§ WORK TO DO
Copy each line of the records that holds the string "value".

(Dataset listings of figures)
::::::::::
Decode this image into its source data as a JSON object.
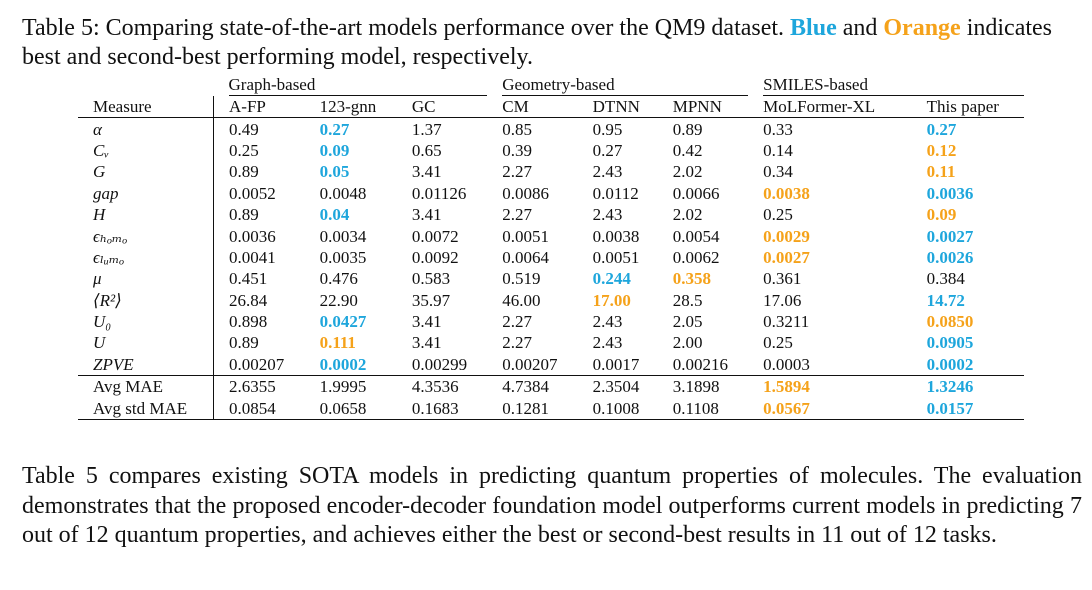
{
  "caption": {
    "prefix": "Table 5: Comparing state-of-the-art models performance over the QM9 dataset.",
    "blue_word": "Blue",
    "and_word": "and",
    "orange_word": "Orange",
    "suffix": "indicates best and second-best performing model, respectively."
  },
  "colors": {
    "best": "#1ea6dc",
    "second": "#f5a21a"
  },
  "table": {
    "groups": [
      "Graph-based",
      "Geometry-based",
      "SMILES-based"
    ],
    "columns": [
      "Measure",
      "A-FP",
      "123-gnn",
      "GC",
      "CM",
      "DTNN",
      "MPNN",
      "MoLFormer-XL",
      "This paper"
    ],
    "rows": [
      {
        "measure": "α",
        "cells": [
          "0.49",
          "0.27",
          "1.37",
          "0.85",
          "0.95",
          "0.89",
          "0.33",
          "0.27"
        ],
        "marks": [
          "",
          "best",
          "",
          "",
          "",
          "",
          "",
          "best"
        ]
      },
      {
        "measure": "Cᵥ",
        "cells": [
          "0.25",
          "0.09",
          "0.65",
          "0.39",
          "0.27",
          "0.42",
          "0.14",
          "0.12"
        ],
        "marks": [
          "",
          "best",
          "",
          "",
          "",
          "",
          "",
          "second"
        ]
      },
      {
        "measure": "G",
        "cells": [
          "0.89",
          "0.05",
          "3.41",
          "2.27",
          "2.43",
          "2.02",
          "0.34",
          "0.11"
        ],
        "marks": [
          "",
          "best",
          "",
          "",
          "",
          "",
          "",
          "second"
        ]
      },
      {
        "measure": "gap",
        "cells": [
          "0.0052",
          "0.0048",
          "0.01126",
          "0.0086",
          "0.0112",
          "0.0066",
          "0.0038",
          "0.0036"
        ],
        "marks": [
          "",
          "",
          "",
          "",
          "",
          "",
          "second",
          "best"
        ]
      },
      {
        "measure": "H",
        "cells": [
          "0.89",
          "0.04",
          "3.41",
          "2.27",
          "2.43",
          "2.02",
          "0.25",
          "0.09"
        ],
        "marks": [
          "",
          "best",
          "",
          "",
          "",
          "",
          "",
          "second"
        ]
      },
      {
        "measure": "ϵₕₒₘₒ",
        "cells": [
          "0.0036",
          "0.0034",
          "0.0072",
          "0.0051",
          "0.0038",
          "0.0054",
          "0.0029",
          "0.0027"
        ],
        "marks": [
          "",
          "",
          "",
          "",
          "",
          "",
          "second",
          "best"
        ]
      },
      {
        "measure": "ϵₗᵤₘₒ",
        "cells": [
          "0.0041",
          "0.0035",
          "0.0092",
          "0.0064",
          "0.0051",
          "0.0062",
          "0.0027",
          "0.0026"
        ],
        "marks": [
          "",
          "",
          "",
          "",
          "",
          "",
          "second",
          "best"
        ]
      },
      {
        "measure": "μ",
        "cells": [
          "0.451",
          "0.476",
          "0.583",
          "0.519",
          "0.244",
          "0.358",
          "0.361",
          "0.384"
        ],
        "marks": [
          "",
          "",
          "",
          "",
          "best",
          "second",
          "",
          ""
        ]
      },
      {
        "measure": "⟨R²⟩",
        "cells": [
          "26.84",
          "22.90",
          "35.97",
          "46.00",
          "17.00",
          "28.5",
          "17.06",
          "14.72"
        ],
        "marks": [
          "",
          "",
          "",
          "",
          "second",
          "",
          "",
          "best"
        ]
      },
      {
        "measure": "U₀",
        "cells": [
          "0.898",
          "0.0427",
          "3.41",
          "2.27",
          "2.43",
          "2.05",
          "0.3211",
          "0.0850"
        ],
        "marks": [
          "",
          "best",
          "",
          "",
          "",
          "",
          "",
          "second"
        ]
      },
      {
        "measure": "U",
        "cells": [
          "0.89",
          "0.111",
          "3.41",
          "2.27",
          "2.43",
          "2.00",
          "0.25",
          "0.0905"
        ],
        "marks": [
          "",
          "second",
          "",
          "",
          "",
          "",
          "",
          "best"
        ]
      },
      {
        "measure": "ZPVE",
        "cells": [
          "0.00207",
          "0.0002",
          "0.00299",
          "0.00207",
          "0.0017",
          "0.00216",
          "0.0003",
          "0.0002"
        ],
        "marks": [
          "",
          "best",
          "",
          "",
          "",
          "",
          "",
          "best"
        ]
      }
    ],
    "summary_rows": [
      {
        "measure": "Avg MAE",
        "cells": [
          "2.6355",
          "1.9995",
          "4.3536",
          "4.7384",
          "2.3504",
          "3.1898",
          "1.5894",
          "1.3246"
        ],
        "marks": [
          "",
          "",
          "",
          "",
          "",
          "",
          "second",
          "best"
        ]
      },
      {
        "measure": "Avg std MAE",
        "cells": [
          "0.0854",
          "0.0658",
          "0.1683",
          "0.1281",
          "0.1008",
          "0.1108",
          "0.0567",
          "0.0157"
        ],
        "marks": [
          "",
          "",
          "",
          "",
          "",
          "",
          "second",
          "best"
        ]
      }
    ]
  },
  "paragraph": "Table 5 compares existing SOTA models in predicting quantum properties of molecules. The evaluation demonstrates that the proposed encoder-decoder foundation model outperforms current models in predicting 7 out of 12 quantum properties, and achieves either the best or second-best results in 11 out of 12 tasks."
}
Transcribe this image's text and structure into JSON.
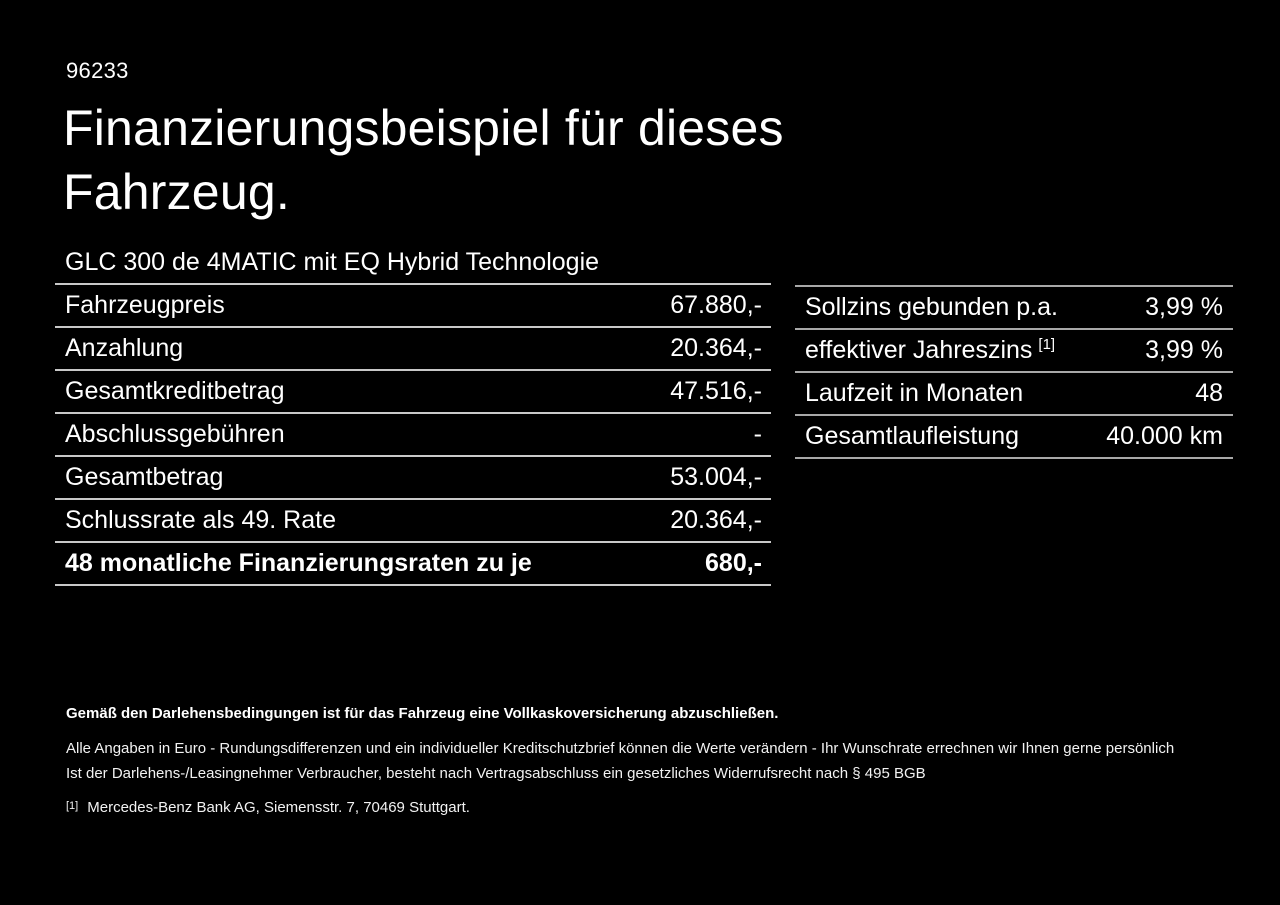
{
  "page": {
    "background": "#000000",
    "text_color": "#ffffff",
    "divider_color_left": "#c8c8c8",
    "divider_color_right": "#a8a8a8"
  },
  "header": {
    "ref_number": "96233",
    "title": "Finanzierungsbeispiel für dieses Fahrzeug."
  },
  "vehicle": {
    "model": "GLC 300 de 4MATIC mit EQ Hybrid Technologie"
  },
  "financing_table": {
    "rows": [
      {
        "label": "Fahrzeugpreis",
        "value": "67.880,-"
      },
      {
        "label": "Anzahlung",
        "value": "20.364,-"
      },
      {
        "label": "Gesamtkreditbetrag",
        "value": "47.516,-"
      },
      {
        "label": "Abschlussgebühren",
        "value": "-"
      },
      {
        "label": "Gesamtbetrag",
        "value": "53.004,-"
      },
      {
        "label": "Schlussrate als 49. Rate",
        "value": "20.364,-"
      },
      {
        "label": "48 monatliche Finanzierungsraten zu je",
        "value": "680,-",
        "bold": true
      }
    ]
  },
  "conditions_table": {
    "rows": [
      {
        "label": "Sollzins gebunden p.a.",
        "value": "3,99 %"
      },
      {
        "label": "effektiver Jahreszins",
        "sup": "[1]",
        "value": "3,99 %"
      },
      {
        "label": "Laufzeit in Monaten",
        "value": "48"
      },
      {
        "label": "Gesamtlaufleistung",
        "value": "40.000 km"
      }
    ]
  },
  "footer": {
    "insurance_note": "Gemäß den Darlehensbedingungen ist für das Fahrzeug eine Vollkaskoversicherung abzuschließen.",
    "disclaimer_line1": "Alle Angaben in Euro - Rundungsdifferenzen und ein individueller Kreditschutzbrief können die Werte verändern - Ihr Wunschrate errechnen wir Ihnen gerne persönlich",
    "disclaimer_line2": "Ist der Darlehens-/Leasingnehmer Verbraucher, besteht nach Vertragsabschluss ein gesetzliches Widerrufsrecht nach § 495 BGB",
    "footnote_marker": "[1]",
    "footnote_text": "Mercedes-Benz Bank AG, Siemensstr. 7, 70469 Stuttgart."
  }
}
::::::::::
§ RESPONSE TO THIS EXERCISE
        "value": "67.880,-"
        "value": "20.364,-"
        "value": "47.516,-"
        "value": "-"
        "value": "53.004,-"
        "value": "20.364,-"
        "value": "680,-",
        "value": "3,99 %"
        "value": "3,99 %"
        "value": "48"
        "value": "40.000 km"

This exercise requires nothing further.